(Records from a collection)
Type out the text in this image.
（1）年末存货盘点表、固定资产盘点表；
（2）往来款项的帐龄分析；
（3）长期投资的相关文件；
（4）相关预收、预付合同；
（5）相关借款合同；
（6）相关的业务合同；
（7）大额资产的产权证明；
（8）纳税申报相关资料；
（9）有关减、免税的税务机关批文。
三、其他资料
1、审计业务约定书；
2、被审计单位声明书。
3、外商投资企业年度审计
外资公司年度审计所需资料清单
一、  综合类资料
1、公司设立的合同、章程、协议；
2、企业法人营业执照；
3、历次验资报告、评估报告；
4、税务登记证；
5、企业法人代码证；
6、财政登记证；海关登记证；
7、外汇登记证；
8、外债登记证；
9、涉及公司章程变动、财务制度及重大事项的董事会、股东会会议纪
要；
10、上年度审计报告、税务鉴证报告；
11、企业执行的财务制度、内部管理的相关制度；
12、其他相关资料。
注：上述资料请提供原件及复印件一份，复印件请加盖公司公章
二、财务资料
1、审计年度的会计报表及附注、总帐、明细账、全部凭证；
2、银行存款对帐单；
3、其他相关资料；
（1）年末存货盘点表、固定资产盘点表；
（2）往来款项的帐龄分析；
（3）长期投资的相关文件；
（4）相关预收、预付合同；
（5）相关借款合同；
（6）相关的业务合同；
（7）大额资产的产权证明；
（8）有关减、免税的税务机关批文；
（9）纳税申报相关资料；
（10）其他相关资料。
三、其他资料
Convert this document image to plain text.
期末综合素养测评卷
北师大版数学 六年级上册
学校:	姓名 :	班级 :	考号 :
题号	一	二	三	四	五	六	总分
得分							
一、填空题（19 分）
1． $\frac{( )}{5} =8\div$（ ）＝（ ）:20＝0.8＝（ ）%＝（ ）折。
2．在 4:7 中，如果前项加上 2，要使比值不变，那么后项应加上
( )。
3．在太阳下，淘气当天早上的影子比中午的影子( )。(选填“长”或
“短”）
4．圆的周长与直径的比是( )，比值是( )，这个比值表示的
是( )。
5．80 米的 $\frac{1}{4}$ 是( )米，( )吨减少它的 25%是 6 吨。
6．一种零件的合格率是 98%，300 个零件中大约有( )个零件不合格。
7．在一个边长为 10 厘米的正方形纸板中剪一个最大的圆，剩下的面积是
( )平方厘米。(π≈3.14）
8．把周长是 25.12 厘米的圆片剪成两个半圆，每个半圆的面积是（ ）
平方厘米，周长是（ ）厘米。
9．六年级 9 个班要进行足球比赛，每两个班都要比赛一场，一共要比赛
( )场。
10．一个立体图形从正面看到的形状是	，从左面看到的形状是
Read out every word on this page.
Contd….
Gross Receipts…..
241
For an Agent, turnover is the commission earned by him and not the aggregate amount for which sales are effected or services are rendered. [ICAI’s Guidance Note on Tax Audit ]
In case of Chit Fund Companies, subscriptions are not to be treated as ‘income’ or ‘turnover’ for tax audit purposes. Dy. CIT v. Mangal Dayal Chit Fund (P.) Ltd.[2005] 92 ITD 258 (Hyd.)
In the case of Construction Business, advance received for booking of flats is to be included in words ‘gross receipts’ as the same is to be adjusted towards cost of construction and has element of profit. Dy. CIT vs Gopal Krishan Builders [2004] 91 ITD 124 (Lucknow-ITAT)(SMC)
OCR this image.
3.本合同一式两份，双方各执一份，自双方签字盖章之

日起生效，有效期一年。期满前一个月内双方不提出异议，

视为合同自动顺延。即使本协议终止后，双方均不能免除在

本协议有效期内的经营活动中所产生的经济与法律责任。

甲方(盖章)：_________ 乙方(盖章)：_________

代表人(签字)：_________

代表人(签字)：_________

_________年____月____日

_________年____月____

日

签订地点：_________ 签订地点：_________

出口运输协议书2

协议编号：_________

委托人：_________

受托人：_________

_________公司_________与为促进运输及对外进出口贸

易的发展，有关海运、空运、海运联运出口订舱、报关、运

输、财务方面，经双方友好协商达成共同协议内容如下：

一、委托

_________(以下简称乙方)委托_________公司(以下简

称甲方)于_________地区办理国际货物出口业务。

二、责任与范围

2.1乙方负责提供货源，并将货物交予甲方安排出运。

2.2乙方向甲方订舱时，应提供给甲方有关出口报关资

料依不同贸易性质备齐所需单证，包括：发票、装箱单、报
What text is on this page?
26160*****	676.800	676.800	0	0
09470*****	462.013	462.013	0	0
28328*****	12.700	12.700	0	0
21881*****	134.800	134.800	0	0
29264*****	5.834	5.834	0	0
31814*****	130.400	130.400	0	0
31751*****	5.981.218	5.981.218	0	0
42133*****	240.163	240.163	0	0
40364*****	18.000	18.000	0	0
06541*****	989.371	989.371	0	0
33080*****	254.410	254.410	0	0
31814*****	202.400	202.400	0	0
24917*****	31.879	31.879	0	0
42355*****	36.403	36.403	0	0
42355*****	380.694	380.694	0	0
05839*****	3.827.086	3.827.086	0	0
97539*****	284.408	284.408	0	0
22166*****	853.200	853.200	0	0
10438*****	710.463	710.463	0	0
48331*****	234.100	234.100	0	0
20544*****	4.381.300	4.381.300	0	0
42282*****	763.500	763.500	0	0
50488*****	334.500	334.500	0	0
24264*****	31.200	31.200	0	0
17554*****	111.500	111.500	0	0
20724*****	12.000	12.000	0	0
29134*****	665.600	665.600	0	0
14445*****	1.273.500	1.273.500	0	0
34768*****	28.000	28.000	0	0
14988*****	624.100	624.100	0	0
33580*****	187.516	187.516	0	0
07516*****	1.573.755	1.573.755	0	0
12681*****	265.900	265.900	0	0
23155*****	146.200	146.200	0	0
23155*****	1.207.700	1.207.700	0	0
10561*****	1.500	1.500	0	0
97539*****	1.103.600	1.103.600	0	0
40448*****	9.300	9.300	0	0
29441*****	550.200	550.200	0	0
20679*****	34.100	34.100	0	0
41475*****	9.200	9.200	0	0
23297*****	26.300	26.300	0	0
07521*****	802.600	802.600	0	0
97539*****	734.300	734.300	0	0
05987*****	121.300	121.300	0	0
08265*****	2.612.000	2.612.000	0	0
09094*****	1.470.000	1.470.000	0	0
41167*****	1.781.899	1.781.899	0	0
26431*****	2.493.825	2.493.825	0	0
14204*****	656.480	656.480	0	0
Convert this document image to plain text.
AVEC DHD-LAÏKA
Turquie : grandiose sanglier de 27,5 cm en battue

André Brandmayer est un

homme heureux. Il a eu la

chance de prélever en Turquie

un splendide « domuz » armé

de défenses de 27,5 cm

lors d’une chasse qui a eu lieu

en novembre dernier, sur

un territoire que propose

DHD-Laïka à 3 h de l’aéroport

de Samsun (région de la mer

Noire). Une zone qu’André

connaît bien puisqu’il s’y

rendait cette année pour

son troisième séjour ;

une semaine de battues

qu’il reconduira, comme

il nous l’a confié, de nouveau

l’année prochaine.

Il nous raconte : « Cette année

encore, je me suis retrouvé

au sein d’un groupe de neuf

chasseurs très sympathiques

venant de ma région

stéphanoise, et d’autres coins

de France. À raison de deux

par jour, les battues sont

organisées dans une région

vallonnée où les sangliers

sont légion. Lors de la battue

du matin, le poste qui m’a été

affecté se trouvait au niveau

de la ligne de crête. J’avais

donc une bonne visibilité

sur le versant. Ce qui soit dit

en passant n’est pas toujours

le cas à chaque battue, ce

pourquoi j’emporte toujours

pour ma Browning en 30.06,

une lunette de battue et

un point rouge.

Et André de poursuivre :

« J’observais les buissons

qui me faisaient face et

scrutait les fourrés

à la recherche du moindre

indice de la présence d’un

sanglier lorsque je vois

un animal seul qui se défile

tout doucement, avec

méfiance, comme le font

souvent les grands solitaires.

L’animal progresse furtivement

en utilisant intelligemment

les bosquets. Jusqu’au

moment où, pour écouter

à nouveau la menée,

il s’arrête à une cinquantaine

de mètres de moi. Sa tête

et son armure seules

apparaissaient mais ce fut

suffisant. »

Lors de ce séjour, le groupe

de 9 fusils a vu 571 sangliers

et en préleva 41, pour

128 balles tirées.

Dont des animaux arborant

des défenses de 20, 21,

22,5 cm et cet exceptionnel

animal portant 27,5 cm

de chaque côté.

▸ WORK TO DO:
In the material above, show every line where the word "page" turns up.

▸ WRITTEN RESPONSE:
Read out every word on this page.
What text is on this page?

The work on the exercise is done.